WHAT YOU NEED TO DO:
Give the material again in full, matching it exactly.

GIVEN INFORMATION:

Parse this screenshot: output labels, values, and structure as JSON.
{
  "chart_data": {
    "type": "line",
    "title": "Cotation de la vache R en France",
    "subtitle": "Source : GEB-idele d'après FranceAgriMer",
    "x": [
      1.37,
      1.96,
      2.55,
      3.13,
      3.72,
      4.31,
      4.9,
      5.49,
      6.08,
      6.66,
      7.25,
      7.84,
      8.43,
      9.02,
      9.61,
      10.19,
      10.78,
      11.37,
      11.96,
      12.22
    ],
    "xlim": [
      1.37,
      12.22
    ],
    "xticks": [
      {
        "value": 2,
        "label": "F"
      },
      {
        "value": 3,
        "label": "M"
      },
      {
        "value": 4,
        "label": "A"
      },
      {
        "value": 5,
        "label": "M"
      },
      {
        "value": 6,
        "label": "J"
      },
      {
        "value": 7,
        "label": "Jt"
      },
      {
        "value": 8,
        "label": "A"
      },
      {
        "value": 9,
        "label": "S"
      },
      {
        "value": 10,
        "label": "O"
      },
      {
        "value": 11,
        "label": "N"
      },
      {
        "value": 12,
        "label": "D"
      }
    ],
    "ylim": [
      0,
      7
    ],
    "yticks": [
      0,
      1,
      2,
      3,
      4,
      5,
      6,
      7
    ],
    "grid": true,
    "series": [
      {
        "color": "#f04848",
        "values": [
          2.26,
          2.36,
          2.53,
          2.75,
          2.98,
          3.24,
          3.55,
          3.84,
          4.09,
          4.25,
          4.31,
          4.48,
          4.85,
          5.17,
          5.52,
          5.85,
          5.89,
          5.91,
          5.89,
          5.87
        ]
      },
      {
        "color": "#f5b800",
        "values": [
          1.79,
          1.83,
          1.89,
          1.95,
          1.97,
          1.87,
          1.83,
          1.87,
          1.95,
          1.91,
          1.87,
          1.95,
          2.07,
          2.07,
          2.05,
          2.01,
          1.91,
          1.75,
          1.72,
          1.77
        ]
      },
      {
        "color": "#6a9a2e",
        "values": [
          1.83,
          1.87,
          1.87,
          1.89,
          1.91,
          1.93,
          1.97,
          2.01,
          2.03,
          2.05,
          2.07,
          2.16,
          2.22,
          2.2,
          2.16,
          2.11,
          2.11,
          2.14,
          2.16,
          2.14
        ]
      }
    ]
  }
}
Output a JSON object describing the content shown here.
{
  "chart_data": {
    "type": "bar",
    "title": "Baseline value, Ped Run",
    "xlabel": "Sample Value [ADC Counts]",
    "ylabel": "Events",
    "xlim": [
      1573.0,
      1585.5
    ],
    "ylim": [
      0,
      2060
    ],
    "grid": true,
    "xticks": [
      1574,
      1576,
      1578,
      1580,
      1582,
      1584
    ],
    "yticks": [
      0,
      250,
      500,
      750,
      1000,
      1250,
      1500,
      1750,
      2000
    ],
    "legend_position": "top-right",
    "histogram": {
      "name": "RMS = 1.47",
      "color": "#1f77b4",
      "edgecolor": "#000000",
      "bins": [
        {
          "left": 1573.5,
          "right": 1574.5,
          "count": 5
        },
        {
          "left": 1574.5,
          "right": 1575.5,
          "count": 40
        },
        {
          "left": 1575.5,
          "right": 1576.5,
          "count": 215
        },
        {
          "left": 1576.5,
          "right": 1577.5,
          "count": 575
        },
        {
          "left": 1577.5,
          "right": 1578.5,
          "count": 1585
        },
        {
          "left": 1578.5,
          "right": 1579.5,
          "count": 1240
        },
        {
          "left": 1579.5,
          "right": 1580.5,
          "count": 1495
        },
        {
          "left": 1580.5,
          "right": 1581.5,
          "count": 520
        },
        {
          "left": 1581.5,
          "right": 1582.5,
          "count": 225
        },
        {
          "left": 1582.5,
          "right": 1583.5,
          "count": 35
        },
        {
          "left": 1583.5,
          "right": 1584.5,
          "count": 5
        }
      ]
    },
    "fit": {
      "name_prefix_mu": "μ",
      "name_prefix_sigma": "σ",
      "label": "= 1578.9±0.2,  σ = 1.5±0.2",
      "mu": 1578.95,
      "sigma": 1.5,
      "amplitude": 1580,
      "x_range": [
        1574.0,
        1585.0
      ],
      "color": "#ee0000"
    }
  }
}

FULL RESPONSE:
Parse this screenshot: output labels, values, and structure as JSON.
{
  "chart_data": {
    "type": "line",
    "title": "Cotation de la vache R en France",
    "subtitle": "Source : GEB-idele d'après FranceAgriMer",
    "x": [
      1.37,
      1.96,
      2.55,
      3.13,
      3.72,
      4.31,
      4.9,
      5.49,
      6.08,
      6.66,
      7.25,
      7.84,
      8.43,
      9.02,
      9.61,
      10.19,
      10.78,
      11.37,
      11.96,
      12.22
    ],
    "xlim": [
      1.37,
      12.22
    ],
    "xticks": [
      {
        "value": 2,
        "label": "F"
      },
      {
        "value": 3,
        "label": "M"
      },
      {
        "value": 4,
        "label": "A"
      },
      {
        "value": 5,
        "label": "M"
      },
      {
        "value": 6,
        "label": "J"
      },
      {
        "value": 7,
        "label": "Jt"
      },
      {
        "value": 8,
        "label": "A"
      },
      {
        "value": 9,
        "label": "S"
      },
      {
        "value": 10,
        "label": "O"
      },
      {
        "value": 11,
        "label": "N"
      },
      {
        "value": 12,
        "label": "D"
      }
    ],
    "ylim": [
      0,
      7
    ],
    "yticks": [
      0,
      1,
      2,
      3,
      4,
      5,
      6,
      7
    ],
    "grid": true,
    "series": [
      {
        "color": "#f04848",
        "values": [
          2.26,
          2.36,
          2.53,
          2.75,
          2.98,
          3.24,
          3.55,
          3.84,
          4.09,
          4.25,
          4.31,
          4.48,
          4.85,
          5.17,
          5.52,
          5.85,
          5.89,
          5.91,
          5.89,
          5.87
        ]
      },
      {
        "color": "#f5b800",
        "values": [
          1.79,
          1.83,
          1.89,
          1.95,
          1.97,
          1.87,
          1.83,
          1.87,
          1.95,
          1.91,
          1.87,
          1.95,
          2.07,
          2.07,
          2.05,
          2.01,
          1.91,
          1.75,
          1.72,
          1.77
        ]
      },
      {
        "color": "#6a9a2e",
        "values": [
          1.83,
          1.87,
          1.87,
          1.89,
          1.91,
          1.93,
          1.97,
          2.01,
          2.03,
          2.05,
          2.07,
          2.16,
          2.22,
          2.2,
          2.16,
          2.11,
          2.11,
          2.14,
          2.16,
          2.14
        ]
      }
    ]
  }
}
Output a JSON object describing the content shown here.
{
  "chart_data": {
    "type": "bar",
    "title": "Baseline value, Ped Run",
    "xlabel": "Sample Value [ADC Counts]",
    "ylabel": "Events",
    "xlim": [
      1573.0,
      1585.5
    ],
    "ylim": [
      0,
      2060
    ],
    "grid": true,
    "xticks": [
      1574,
      1576,
      1578,
      1580,
      1582,
      1584
    ],
    "yticks": [
      0,
      250,
      500,
      750,
      1000,
      1250,
      1500,
      1750,
      2000
    ],
    "legend_position": "top-right",
    "histogram": {
      "name": "RMS = 1.47",
      "color": "#1f77b4",
      "edgecolor": "#000000",
      "bins": [
        {
          "left": 1573.5,
          "right": 1574.5,
          "count": 5
        },
        {
          "left": 1574.5,
          "right": 1575.5,
          "count": 40
        },
        {
          "left": 1575.5,
          "right": 1576.5,
          "count": 215
        },
        {
          "left": 1576.5,
          "right": 1577.5,
          "count": 575
        },
        {
          "left": 1577.5,
          "right": 1578.5,
          "count": 1585
        },
        {
          "left": 1578.5,
          "right": 1579.5,
          "count": 1240
        },
        {
          "left": 1579.5,
          "right": 1580.5,
          "count": 1495
        },
        {
          "left": 1580.5,
          "right": 1581.5,
          "count": 520
        },
        {
          "left": 1581.5,
          "right": 1582.5,
          "count": 225
        },
        {
          "left": 1582.5,
          "right": 1583.5,
          "count": 35
        },
        {
          "left": 1583.5,
          "right": 1584.5,
          "count": 5
        }
      ]
    },
    "fit": {
      "name_prefix_mu": "μ",
      "name_prefix_sigma": "σ",
      "label": "= 1578.9±0.2,  σ = 1.5±0.2",
      "mu": 1578.95,
      "sigma": 1.5,
      "amplitude": 1580,
      "x_range": [
        1574.0,
        1585.0
      ],
      "color": "#ee0000"
    }
  }
}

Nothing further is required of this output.